** begin DATA ENTRIES **

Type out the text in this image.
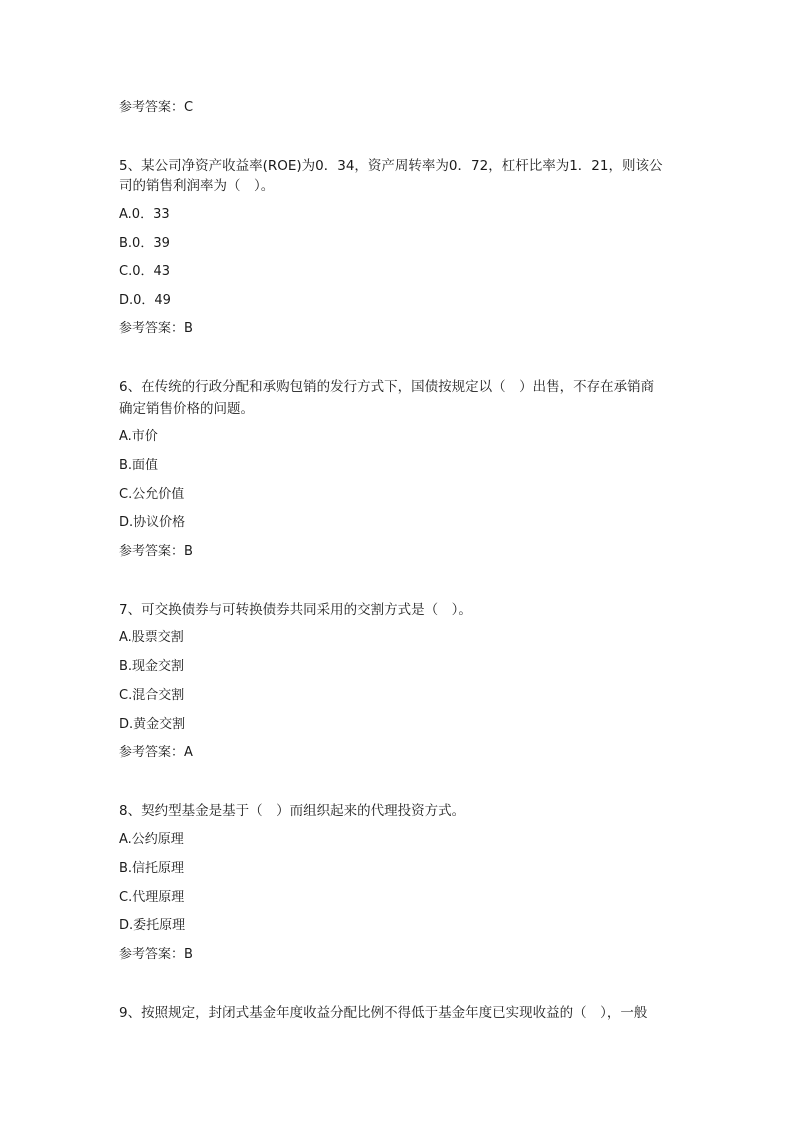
参考答案：C
5、某公司净资产收益率(ROE)为0．34，资产周转率为0．72，杠杆比率为1．21，则该公
司的销售利润率为（　）。
A.0．33
B.0．39
C.0．43
D.0．49
参考答案：B
6、在传统的行政分配和承购包销的发行方式下，国债按规定以（　）出售，不存在承销商
确定销售价格的问题。
A.市价
B.面值
C.公允价值
D.协议价格
参考答案：B
7、可交换债券与可转换债券共同采用的交割方式是（　）。
A.股票交割
B.现金交割
C.混合交割
D.黄金交割
参考答案：A
8、契约型基金是基于（　）而组织起来的代理投资方式。
A.公约原理
B.信托原理
C.代理原理
D.委托原理
参考答案：B
9、按照规定，封闭式基金年度收益分配比例不得低于基金年度已实现收益的（　），一般
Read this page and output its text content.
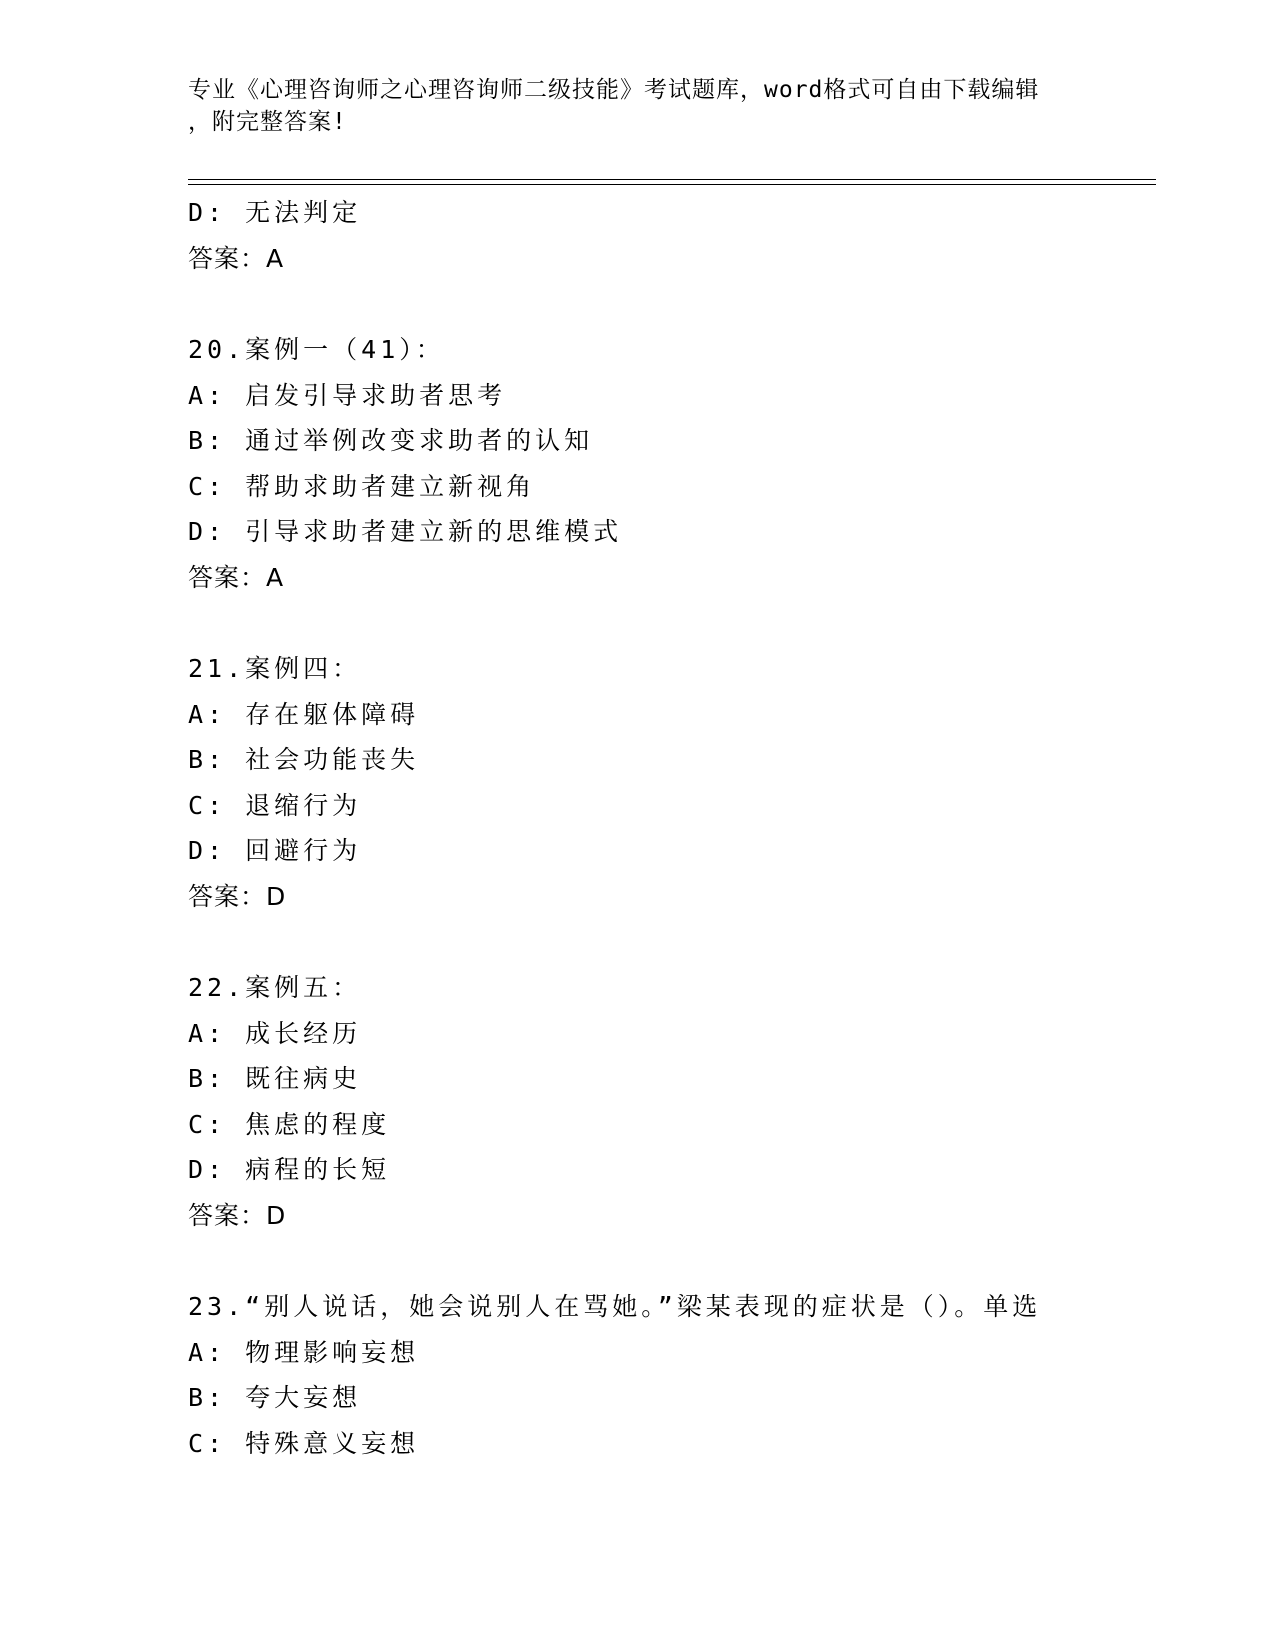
专业《心理咨询师之心理咨询师二级技能》考试题库，word格式可自由下载编辑
，附完整答案!
D: 无法判定
答案：A
20.案例一（41）：
A: 启发引导求助者思考
B: 通过举例改变求助者的认知
C: 帮助求助者建立新视角
D: 引导求助者建立新的思维模式
答案：A
21.案例四：
A: 存在躯体障碍
B: 社会功能丧失
C: 退缩行为
D: 回避行为
答案：D
22.案例五：
A: 成长经历
B: 既往病史
C: 焦虑的程度
D: 病程的长短
答案：D
23.“别人说话，她会说别人在骂她。”梁某表现的症状是（）。单选
A: 物理影响妄想
B: 夸大妄想
C: 特殊意义妄想
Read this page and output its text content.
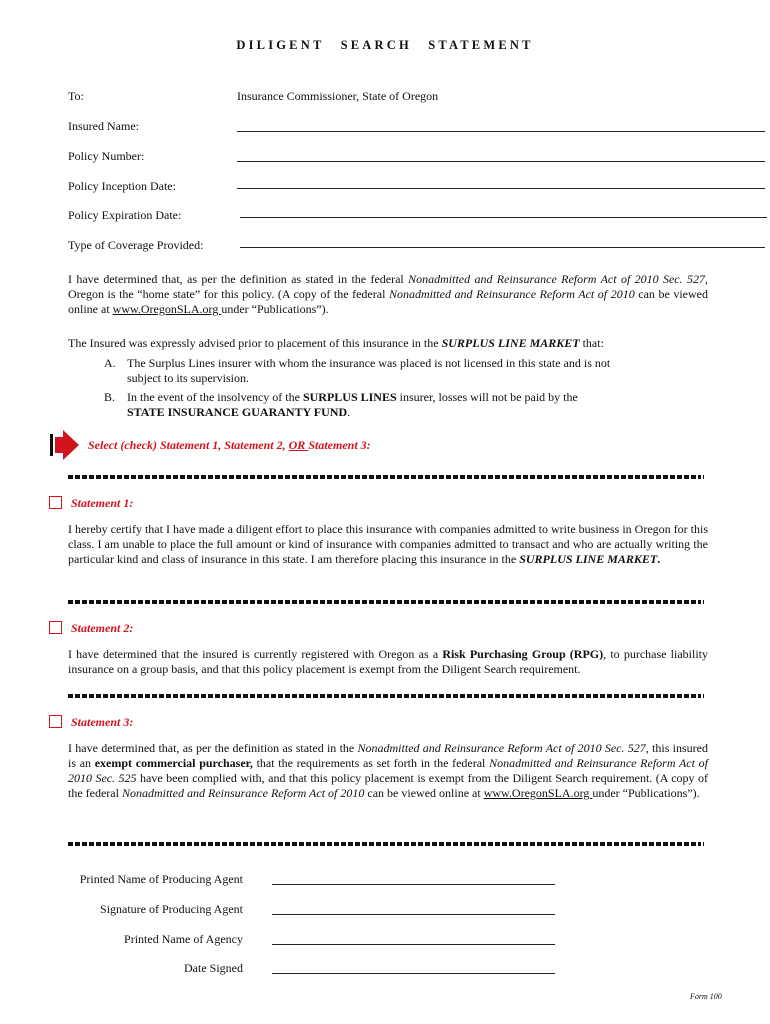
DILIGENT SEARCH STATEMENT
To:	Insurance Commissioner, State of Oregon
Insured Name:
Policy Number:
Policy Inception Date:
Policy Expiration Date:
Type of Coverage Provided:
I have determined that, as per the definition as stated in the federal Nonadmitted and Reinsurance Reform Act of 2010 Sec. 527, Oregon is the “home state” for this policy. (A copy of the federal Nonadmitted and Reinsurance Reform Act of 2010 can be viewed online at www.OregonSLA.org under “Publications”).
The Insured was expressly advised prior to placement of this insurance in the SURPLUS LINE MARKET that:
A. The Surplus Lines insurer with whom the insurance was placed is not licensed in this state and is not subject to its supervision.
B. In the event of the insolvency of the SURPLUS LINES insurer, losses will not be paid by the STATE INSURANCE GUARANTY FUND.
Select (check) Statement 1, Statement 2, OR Statement 3:
Statement 1:
I hereby certify that I have made a diligent effort to place this insurance with companies admitted to write business in Oregon for this class. I am unable to place the full amount or kind of insurance with companies admitted to transact and who are actually writing the particular kind and class of insurance in this state. I am therefore placing this insurance in the SURPLUS LINE MARKET.
Statement 2:
I have determined that the insured is currently registered with Oregon as a Risk Purchasing Group (RPG), to purchase liability insurance on a group basis, and that this policy placement is exempt from the Diligent Search requirement.
Statement 3:
I have determined that, as per the definition as stated in the Nonadmitted and Reinsurance Reform Act of 2010 Sec. 527, this insured is an exempt commercial purchaser, that the requirements as set forth in the federal Nonadmitted and Reinsurance Reform Act of 2010 Sec. 525 have been complied with, and that this policy placement is exempt from the Diligent Search requirement. (A copy of the federal Nonadmitted and Reinsurance Reform Act of 2010 can be viewed online at www.OregonSLA.org under “Publications”).
Printed Name of Producing Agent
Signature of Producing Agent
Printed Name of Agency
Date Signed
Form 100
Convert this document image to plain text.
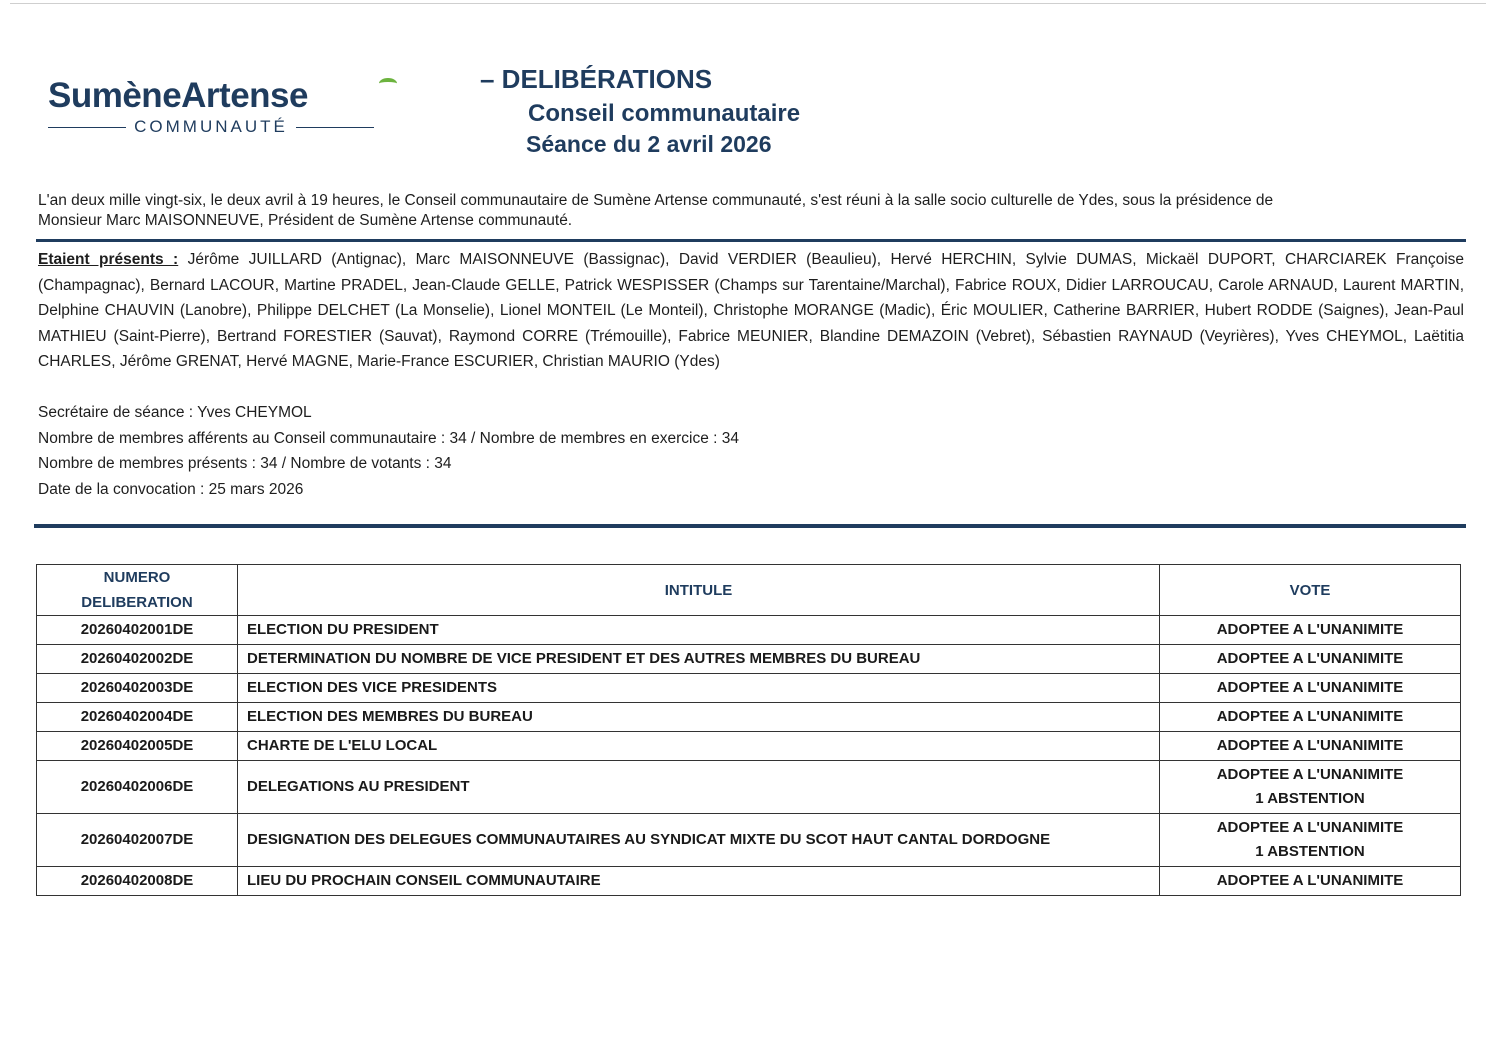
SumèneArtense
COMMUNAUTÉ
– DELIBÉRATIONS
Conseil communautaire
Séance du 2 avril 2026
L'an deux mille vingt-six, le deux avril à 19 heures, le Conseil communautaire de Sumène Artense communauté, s'est réuni à la salle socio culturelle de Ydes, sous la présidence de
Monsieur Marc MAISONNEUVE, Président de Sumène Artense communauté.
Etaient présents : Jérôme JUILLARD (Antignac), Marc MAISONNEUVE (Bassignac), David VERDIER (Beaulieu), Hervé HERCHIN, Sylvie DUMAS, Mickaël DUPORT, CHARCIAREK Françoise (Champagnac), Bernard LACOUR, Martine PRADEL, Jean-Claude GELLE, Patrick WESPISSER (Champs sur Tarentaine/Marchal), Fabrice ROUX, Didier LARROUCAU, Carole ARNAUD, Laurent MARTIN, Delphine CHAUVIN (Lanobre), Philippe DELCHET (La Monselie), Lionel MONTEIL (Le Monteil), Christophe MORANGE (Madic), Éric MOULIER, Catherine BARRIER, Hubert RODDE (Saignes), Jean-Paul MATHIEU (Saint-Pierre), Bertrand FORESTIER (Sauvat), Raymond CORRE (Trémouille), Fabrice MEUNIER, Blandine DEMAZOIN (Vebret), Sébastien RAYNAUD (Veyrières), Yves CHEYMOL, Laëtitia CHARLES, Jérôme GRENAT, Hervé MAGNE, Marie-France ESCURIER, Christian MAURIO (Ydes)
Secrétaire de séance : Yves CHEYMOL
Nombre de membres afférents au Conseil communautaire : 34 / Nombre de membres en exercice : 34
Nombre de membres présents : 34 / Nombre de votants : 34
Date de la convocation : 25 mars 2026
NUMERO
DELIBERATION	INTITULE	VOTE
20260402001DE	ELECTION DU PRESIDENT	ADOPTEE A L'UNANIMITE

20260402002DE	DETERMINATION DU NOMBRE DE VICE PRESIDENT ET DES AUTRES MEMBRES DU BUREAU	ADOPTEE A L'UNANIMITE

20260402003DE	ELECTION DES VICE PRESIDENTS	ADOPTEE A L'UNANIMITE

20260402004DE	ELECTION DES MEMBRES DU BUREAU	ADOPTEE A L'UNANIMITE

20260402005DE	CHARTE DE L'ELU LOCAL	ADOPTEE A L'UNANIMITE

20260402006DE	DELEGATIONS AU PRESIDENT	ADOPTEE A L'UNANIMITE
1 ABSTENTION

20260402007DE	DESIGNATION DES DELEGUES COMMUNAUTAIRES AU SYNDICAT MIXTE DU SCOT HAUT CANTAL DORDOGNE	ADOPTEE A L'UNANIMITE
1 ABSTENTION

20260402008DE	LIEU DU PROCHAIN CONSEIL COMMUNAUTAIRE	ADOPTEE A L'UNANIMITE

** end DATA ENTRIES **

### WRITTEN PROBLEM
Exclude every picture and copy the remaining data exactly.

### THE RESULT
Type out the text in this image.
参考答案：C
5、某公司净资产收益率(ROE)为0．34，资产周转率为0．72，杠杆比率为1．21，则该公
司的销售利润率为（　）。
A.0．33
B.0．39
C.0．43
D.0．49
参考答案：B
6、在传统的行政分配和承购包销的发行方式下，国债按规定以（　）出售，不存在承销商
确定销售价格的问题。
A.市价
B.面值
C.公允价值
D.协议价格
参考答案：B
7、可交换债券与可转换债券共同采用的交割方式是（　）。
A.股票交割
B.现金交割
C.混合交割
D.黄金交割
参考答案：A
8、契约型基金是基于（　）而组织起来的代理投资方式。
A.公约原理
B.信托原理
C.代理原理
D.委托原理
参考答案：B
9、按照规定，封闭式基金年度收益分配比例不得低于基金年度已实现收益的（　），一般
Read this page and output its text content.
专业《心理咨询师之心理咨询师二级技能》考试题库，word格式可自由下载编辑
，附完整答案!
D: 无法判定
答案：A
20.案例一（41）：
A: 启发引导求助者思考
B: 通过举例改变求助者的认知
C: 帮助求助者建立新视角
D: 引导求助者建立新的思维模式
答案：A
21.案例四：
A: 存在躯体障碍
B: 社会功能丧失
C: 退缩行为
D: 回避行为
答案：D
22.案例五：
A: 成长经历
B: 既往病史
C: 焦虑的程度
D: 病程的长短
答案：D
23.“别人说话，她会说别人在骂她。”梁某表现的症状是（）。单选
A: 物理影响妄想
B: 夸大妄想
C: 特殊意义妄想
Read this page and output its text content.
DILIGENT SEARCH STATEMENT
To:	Insurance Commissioner, State of Oregon
Insured Name:
Policy Number:
Policy Inception Date:
Policy Expiration Date:
Type of Coverage Provided:
I have determined that, as per the definition as stated in the federal Nonadmitted and Reinsurance Reform Act of 2010 Sec. 527, Oregon is the “home state” for this policy. (A copy of the federal Nonadmitted and Reinsurance Reform Act of 2010 can be viewed online at www.OregonSLA.org under “Publications”).
The Insured was expressly advised prior to placement of this insurance in the SURPLUS LINE MARKET that:
A. The Surplus Lines insurer with whom the insurance was placed is not licensed in this state and is not subject to its supervision.
B. In the event of the insolvency of the SURPLUS LINES insurer, losses will not be paid by the STATE INSURANCE GUARANTY FUND.
Select (check) Statement 1, Statement 2, OR Statement 3:
Statement 1:
I hereby certify that I have made a diligent effort to place this insurance with companies admitted to write business in Oregon for this class. I am unable to place the full amount or kind of insurance with companies admitted to transact and who are actually writing the particular kind and class of insurance in this state. I am therefore placing this insurance in the SURPLUS LINE MARKET.
Statement 2:
I have determined that the insured is currently registered with Oregon as a Risk Purchasing Group (RPG), to purchase liability insurance on a group basis, and that this policy placement is exempt from the Diligent Search requirement.
Statement 3:
I have determined that, as per the definition as stated in the Nonadmitted and Reinsurance Reform Act of 2010 Sec. 527, this insured is an exempt commercial purchaser, that the requirements as set forth in the federal Nonadmitted and Reinsurance Reform Act of 2010 Sec. 525 have been complied with, and that this policy placement is exempt from the Diligent Search requirement. (A copy of the federal Nonadmitted and Reinsurance Reform Act of 2010 can be viewed online at www.OregonSLA.org under “Publications”).
Printed Name of Producing Agent
Signature of Producing Agent
Printed Name of Agency
Date Signed
Form 100
Convert this document image to plain text.
SumèneArtense
COMMUNAUTÉ
– DELIBÉRATIONS
Conseil communautaire
Séance du 2 avril 2026
L'an deux mille vingt-six, le deux avril à 19 heures, le Conseil communautaire de Sumène Artense communauté, s'est réuni à la salle socio culturelle de Ydes, sous la présidence de
Monsieur Marc MAISONNEUVE, Président de Sumène Artense communauté.
Etaient présents : Jérôme JUILLARD (Antignac), Marc MAISONNEUVE (Bassignac), David VERDIER (Beaulieu), Hervé HERCHIN, Sylvie DUMAS, Mickaël DUPORT, CHARCIAREK Françoise (Champagnac), Bernard LACOUR, Martine PRADEL, Jean-Claude GELLE, Patrick WESPISSER (Champs sur Tarentaine/Marchal), Fabrice ROUX, Didier LARROUCAU, Carole ARNAUD, Laurent MARTIN, Delphine CHAUVIN (Lanobre), Philippe DELCHET (La Monselie), Lionel MONTEIL (Le Monteil), Christophe MORANGE (Madic), Éric MOULIER, Catherine BARRIER, Hubert RODDE (Saignes), Jean-Paul MATHIEU (Saint-Pierre), Bertrand FORESTIER (Sauvat), Raymond CORRE (Trémouille), Fabrice MEUNIER, Blandine DEMAZOIN (Vebret), Sébastien RAYNAUD (Veyrières), Yves CHEYMOL, Laëtitia CHARLES, Jérôme GRENAT, Hervé MAGNE, Marie-France ESCURIER, Christian MAURIO (Ydes)
Secrétaire de séance : Yves CHEYMOL
Nombre de membres afférents au Conseil communautaire : 34 / Nombre de membres en exercice : 34
Nombre de membres présents : 34 / Nombre de votants : 34
Date de la convocation : 25 mars 2026
NUMERO
DELIBERATION	INTITULE	VOTE
20260402001DE	ELECTION DU PRESIDENT	ADOPTEE A L'UNANIMITE

20260402002DE	DETERMINATION DU NOMBRE DE VICE PRESIDENT ET DES AUTRES MEMBRES DU BUREAU	ADOPTEE A L'UNANIMITE

20260402003DE	ELECTION DES VICE PRESIDENTS	ADOPTEE A L'UNANIMITE

20260402004DE	ELECTION DES MEMBRES DU BUREAU	ADOPTEE A L'UNANIMITE

20260402005DE	CHARTE DE L'ELU LOCAL	ADOPTEE A L'UNANIMITE

20260402006DE	DELEGATIONS AU PRESIDENT	ADOPTEE A L'UNANIMITE
1 ABSTENTION

20260402007DE	DESIGNATION DES DELEGUES COMMUNAUTAIRES AU SYNDICAT MIXTE DU SCOT HAUT CANTAL DORDOGNE	ADOPTEE A L'UNANIMITE
1 ABSTENTION

20260402008DE	LIEU DU PROCHAIN CONSEIL COMMUNAUTAIRE	ADOPTEE A L'UNANIMITE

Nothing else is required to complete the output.